[Recorded data]
>>>>

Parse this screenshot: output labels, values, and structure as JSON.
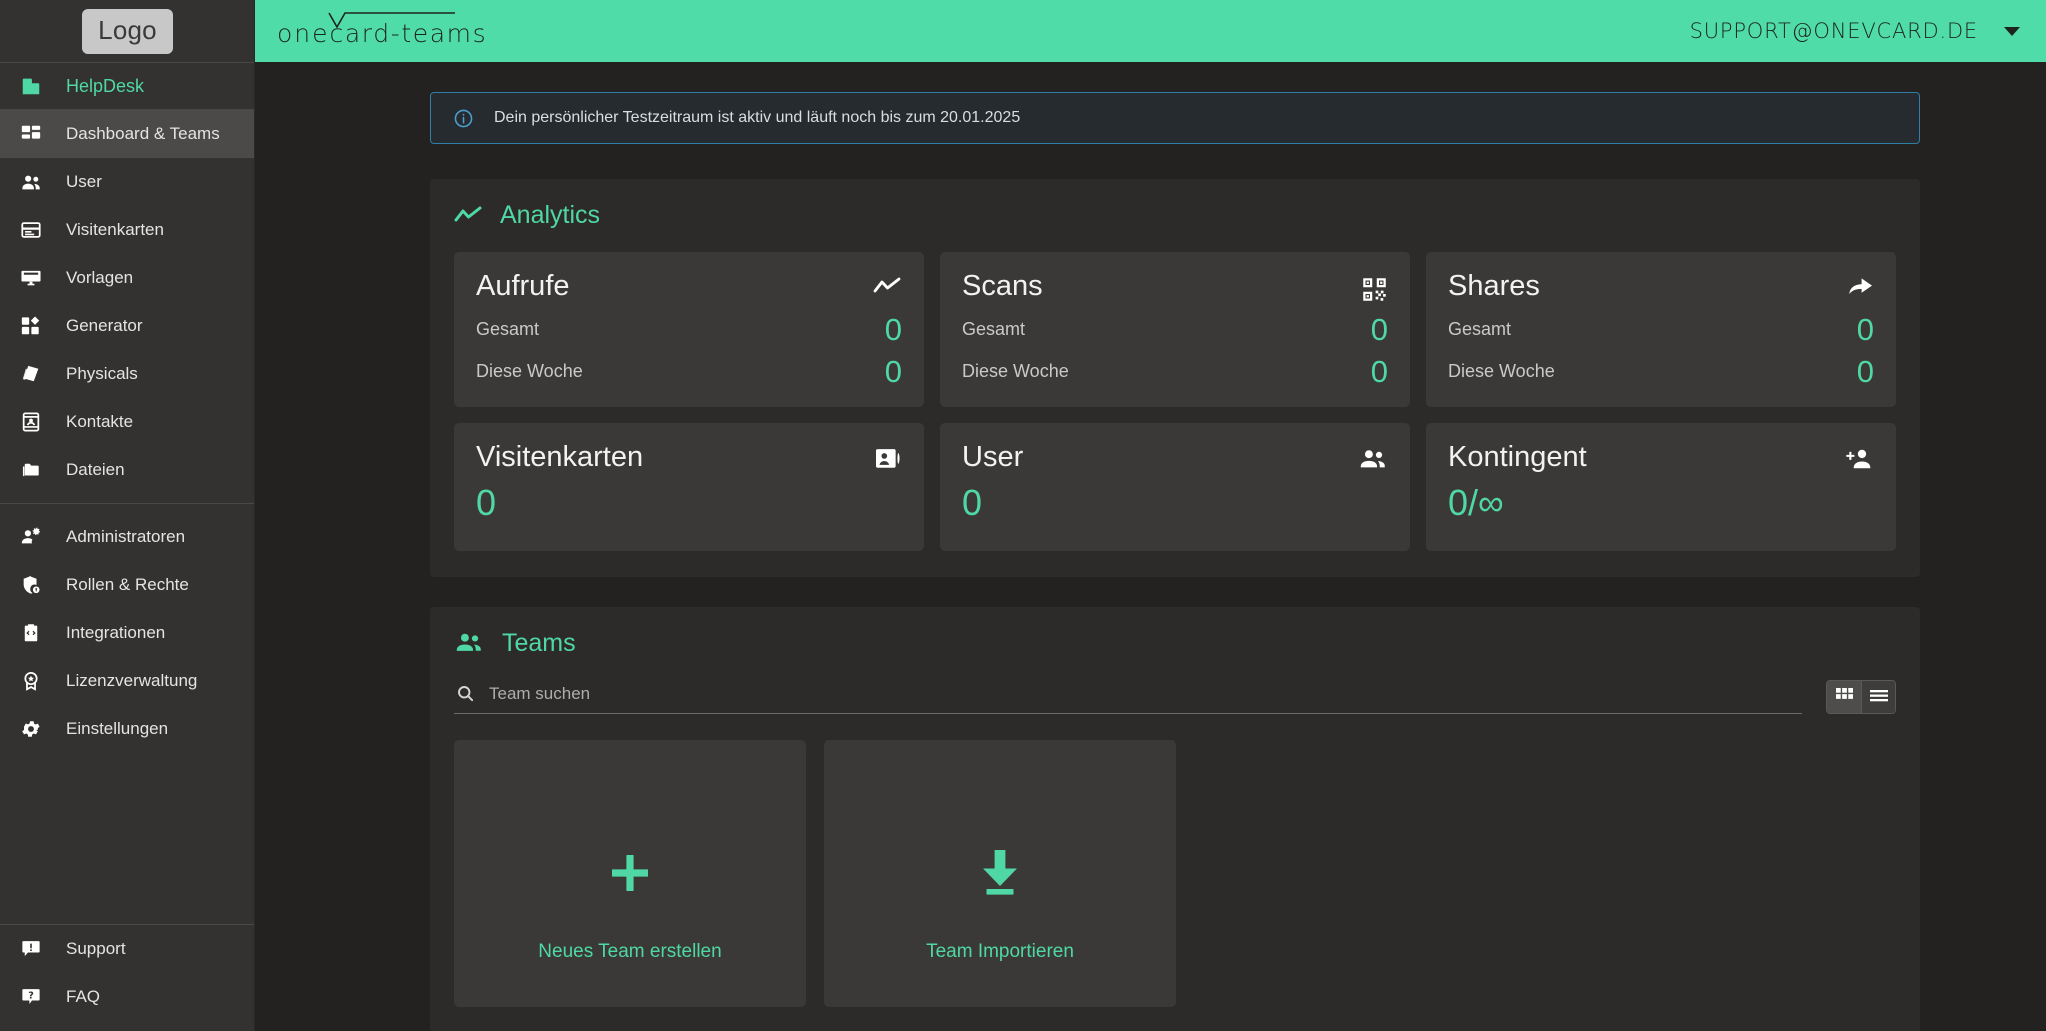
{
  "sidebar": {
    "logo_label": "Logo",
    "helpdesk": {
      "label": "HelpDesk",
      "icon": "building-icon"
    },
    "items": [
      {
        "label": "Dashboard & Teams",
        "icon": "dashboard-icon",
        "active": true
      },
      {
        "label": "User",
        "icon": "users-icon",
        "active": false
      },
      {
        "label": "Visitenkarten",
        "icon": "card-icon",
        "active": false
      },
      {
        "label": "Vorlagen",
        "icon": "template-icon",
        "active": false
      },
      {
        "label": "Generator",
        "icon": "generator-icon",
        "active": false
      },
      {
        "label": "Physicals",
        "icon": "physicals-icon",
        "active": false
      },
      {
        "label": "Kontakte",
        "icon": "contacts-icon",
        "active": false
      },
      {
        "label": "Dateien",
        "icon": "folder-icon",
        "active": false
      }
    ],
    "items2": [
      {
        "label": "Administratoren",
        "icon": "admin-user-icon"
      },
      {
        "label": "Rollen & Rechte",
        "icon": "shield-icon"
      },
      {
        "label": "Integrationen",
        "icon": "code-box-icon"
      },
      {
        "label": "Lizenzverwaltung",
        "icon": "award-icon"
      },
      {
        "label": "Einstellungen",
        "icon": "gear-icon"
      }
    ],
    "bottom": [
      {
        "label": "Support",
        "icon": "support-bubble-icon"
      },
      {
        "label": "FAQ",
        "icon": "question-bubble-icon"
      }
    ]
  },
  "topbar": {
    "brand_one": "one",
    "brand_card": "card",
    "brand_suffix": "-teams",
    "account": "SUPPORT@ONEVCARD.DE",
    "caret_icon": "chevron-down-icon"
  },
  "banner": {
    "icon": "info-icon",
    "text": "Dein persönlicher Testzeitraum ist aktiv und läuft noch bis zum 20.01.2025"
  },
  "analytics": {
    "title": "Analytics",
    "icon": "trend-line-icon",
    "row1": [
      {
        "title": "Aufrufe",
        "icon": "trend-line-icon",
        "rows": [
          {
            "label": "Gesamt",
            "value": "0"
          },
          {
            "label": "Diese Woche",
            "value": "0"
          }
        ]
      },
      {
        "title": "Scans",
        "icon": "qr-code-icon",
        "rows": [
          {
            "label": "Gesamt",
            "value": "0"
          },
          {
            "label": "Diese Woche",
            "value": "0"
          }
        ]
      },
      {
        "title": "Shares",
        "icon": "share-arrow-icon",
        "rows": [
          {
            "label": "Gesamt",
            "value": "0"
          },
          {
            "label": "Diese Woche",
            "value": "0"
          }
        ]
      }
    ],
    "row2": [
      {
        "title": "Visitenkarten",
        "icon": "contact-card-icon",
        "value": "0"
      },
      {
        "title": "User",
        "icon": "users-icon",
        "value": "0"
      },
      {
        "title": "Kontingent",
        "icon": "person-add-icon",
        "value": "0/∞"
      }
    ]
  },
  "teams": {
    "title": "Teams",
    "icon": "users-icon",
    "search_placeholder": "Team suchen",
    "search_value": "",
    "search_icon": "search-icon",
    "view_grid_icon": "grid-view-icon",
    "view_list_icon": "list-view-icon",
    "active_view": "grid",
    "cards": [
      {
        "label": "Neues Team erstellen",
        "icon": "plus-icon"
      },
      {
        "label": "Team Importieren",
        "icon": "download-icon"
      }
    ]
  },
  "colors": {
    "accent": "#4fd8a5",
    "header": "#50dca9",
    "sidebar": "#333230",
    "page_bg": "#232221",
    "panel": "#2c2b2a",
    "card": "#3a3937",
    "info_border": "#2f7fa8"
  }
}
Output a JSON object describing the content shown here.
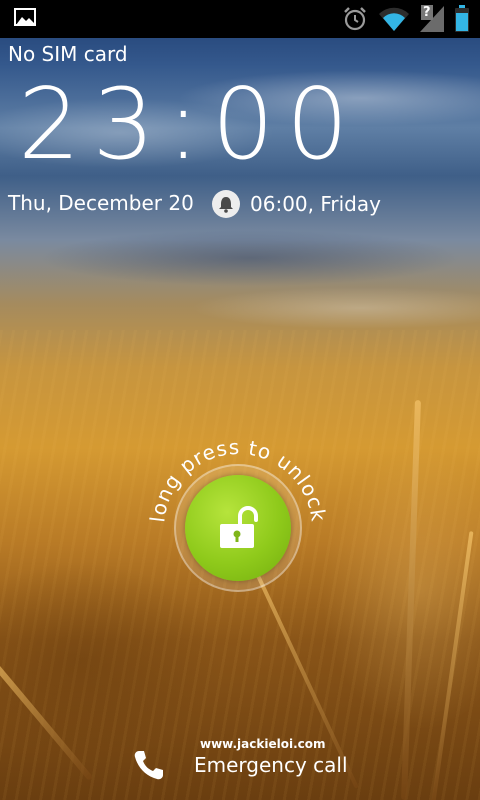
{
  "status_bar": {
    "icons_left": [
      "gallery-icon"
    ],
    "icons_right": [
      "alarm-icon",
      "wifi-icon",
      "no-sim-icon",
      "battery-icon"
    ],
    "no_sim_glyph": "?"
  },
  "lockscreen": {
    "carrier": "No SIM card",
    "time": "23:00",
    "date": "Thu, December 20",
    "next_alarm": "06:00, Friday",
    "unlock_hint": "long press to unlock",
    "watermark": "www.jackieloi.com",
    "emergency_label": "Emergency call"
  },
  "colors": {
    "status_bar_bg": "#000000",
    "unlock_green": "#8fca1b",
    "wifi_blue": "#33b5e5"
  }
}
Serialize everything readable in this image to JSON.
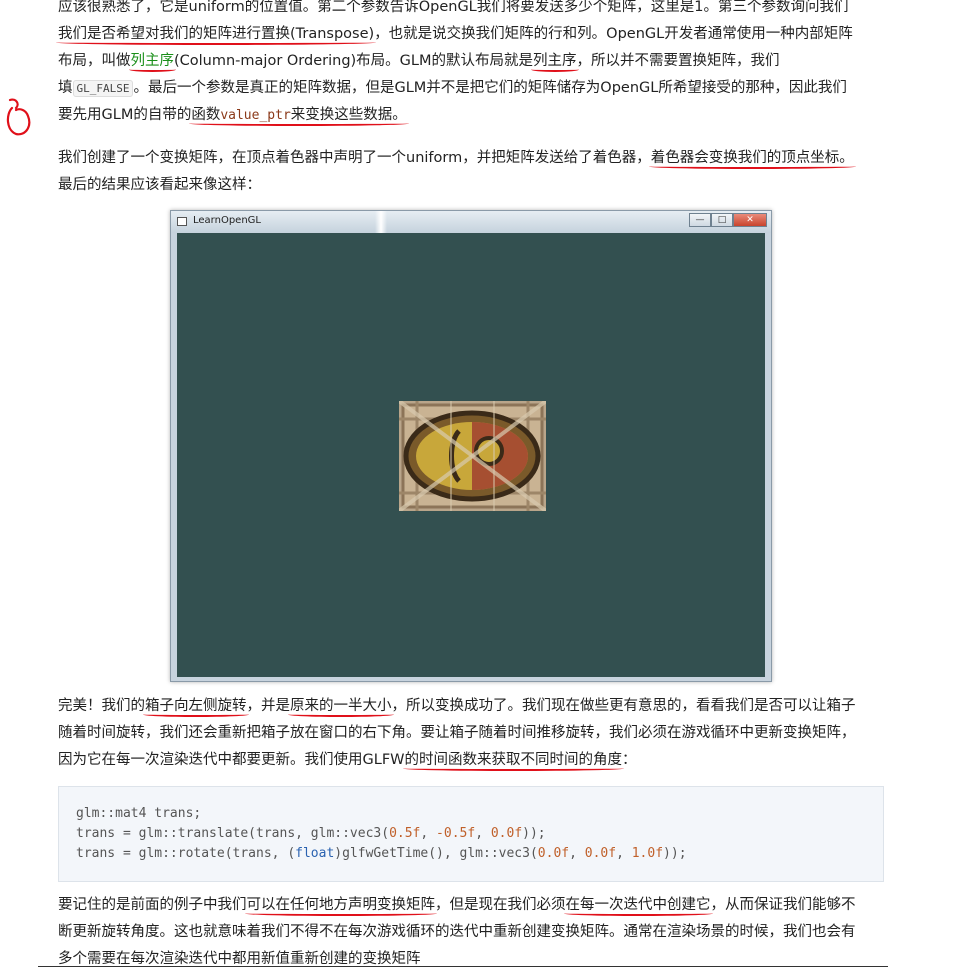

<<<<

Output the entries above exactly. Drop the pictures.

Parse this screenshot: output labels, values, and structure as JSON.
{
  "sidebar": {
    "logo_label": "Logo",
    "helpdesk": {
      "label": "HelpDesk",
      "icon": "building-icon"
    },
    "items": [
      {
        "label": "Dashboard & Teams",
        "icon": "dashboard-icon",
        "active": true
      },
      {
        "label": "User",
        "icon": "users-icon",
        "active": false
      },
      {
        "label": "Visitenkarten",
        "icon": "card-icon",
        "active": false
      },
      {
        "label": "Vorlagen",
        "icon": "template-icon",
        "active": false
      },
      {
        "label": "Generator",
        "icon": "generator-icon",
        "active": false
      },
      {
        "label": "Physicals",
        "icon": "physicals-icon",
        "active": false
      },
      {
        "label": "Kontakte",
        "icon": "contacts-icon",
        "active": false
      },
      {
        "label": "Dateien",
        "icon": "folder-icon",
        "active": false
      }
    ],
    "items2": [
      {
        "label": "Administratoren",
        "icon": "admin-user-icon"
      },
      {
        "label": "Rollen & Rechte",
        "icon": "shield-icon"
      },
      {
        "label": "Integrationen",
        "icon": "code-box-icon"
      },
      {
        "label": "Lizenzverwaltung",
        "icon": "award-icon"
      },
      {
        "label": "Einstellungen",
        "icon": "gear-icon"
      }
    ],
    "bottom": [
      {
        "label": "Support",
        "icon": "support-bubble-icon"
      },
      {
        "label": "FAQ",
        "icon": "question-bubble-icon"
      }
    ]
  },
  "topbar": {
    "brand_one": "one",
    "brand_card": "card",
    "brand_suffix": "-teams",
    "account": "SUPPORT@ONEVCARD.DE",
    "caret_icon": "chevron-down-icon"
  },
  "banner": {
    "icon": "info-icon",
    "text": "Dein persönlicher Testzeitraum ist aktiv und läuft noch bis zum 20.01.2025"
  },
  "analytics": {
    "title": "Analytics",
    "icon": "trend-line-icon",
    "row1": [
      {
        "title": "Aufrufe",
        "icon": "trend-line-icon",
        "rows": [
          {
            "label": "Gesamt",
            "value": "0"
          },
          {
            "label": "Diese Woche",
            "value": "0"
          }
        ]
      },
      {
        "title": "Scans",
        "icon": "qr-code-icon",
        "rows": [
          {
            "label": "Gesamt",
            "value": "0"
          },
          {
            "label": "Diese Woche",
            "value": "0"
          }
        ]
      },
      {
        "title": "Shares",
        "icon": "share-arrow-icon",
        "rows": [
          {
            "label": "Gesamt",
            "value": "0"
          },
          {
            "label": "Diese Woche",
            "value": "0"
          }
        ]
      }
    ],
    "row2": [
      {
        "title": "Visitenkarten",
        "icon": "contact-card-icon",
        "value": "0"
      },
      {
        "title": "User",
        "icon": "users-icon",
        "value": "0"
      },
      {
        "title": "Kontingent",
        "icon": "person-add-icon",
        "value": "0/∞"
      }
    ]
  },
  "teams": {
    "title": "Teams",
    "icon": "users-icon",
    "search_placeholder": "Team suchen",
    "search_value": "",
    "search_icon": "search-icon",
    "view_grid_icon": "grid-view-icon",
    "view_list_icon": "list-view-icon",
    "active_view": "grid",
    "cards": [
      {
        "label": "Neues Team erstellen",
        "icon": "plus-icon"
      },
      {
        "label": "Team Importieren",
        "icon": "download-icon"
      }
    ]
  },
  "colors": {
    "accent": "#4fd8a5",
    "header": "#50dca9",
    "sidebar": "#333230",
    "page_bg": "#232221",
    "panel": "#2c2b2a",
    "card": "#3a3937",
    "info_border": "#2f7fa8"
  }
}
Output a JSON object describing the content shown here.
{
  "status_bar": {
    "icons_left": [
      "gallery-icon"
    ],
    "icons_right": [
      "alarm-icon",
      "wifi-icon",
      "no-sim-icon",
      "battery-icon"
    ],
    "no_sim_glyph": "?"
  },
  "lockscreen": {
    "carrier": "No SIM card",
    "time": "23:00",
    "date": "Thu, December 20",
    "next_alarm": "06:00, Friday",
    "unlock_hint": "long press to unlock",
    "watermark": "www.jackieloi.com",
    "emergency_label": "Emergency call"
  },
  "colors": {
    "status_bar_bg": "#000000",
    "unlock_green": "#8fca1b",
    "wifi_blue": "#33b5e5"
  }
}
Serialize everything readable in this image to JSON.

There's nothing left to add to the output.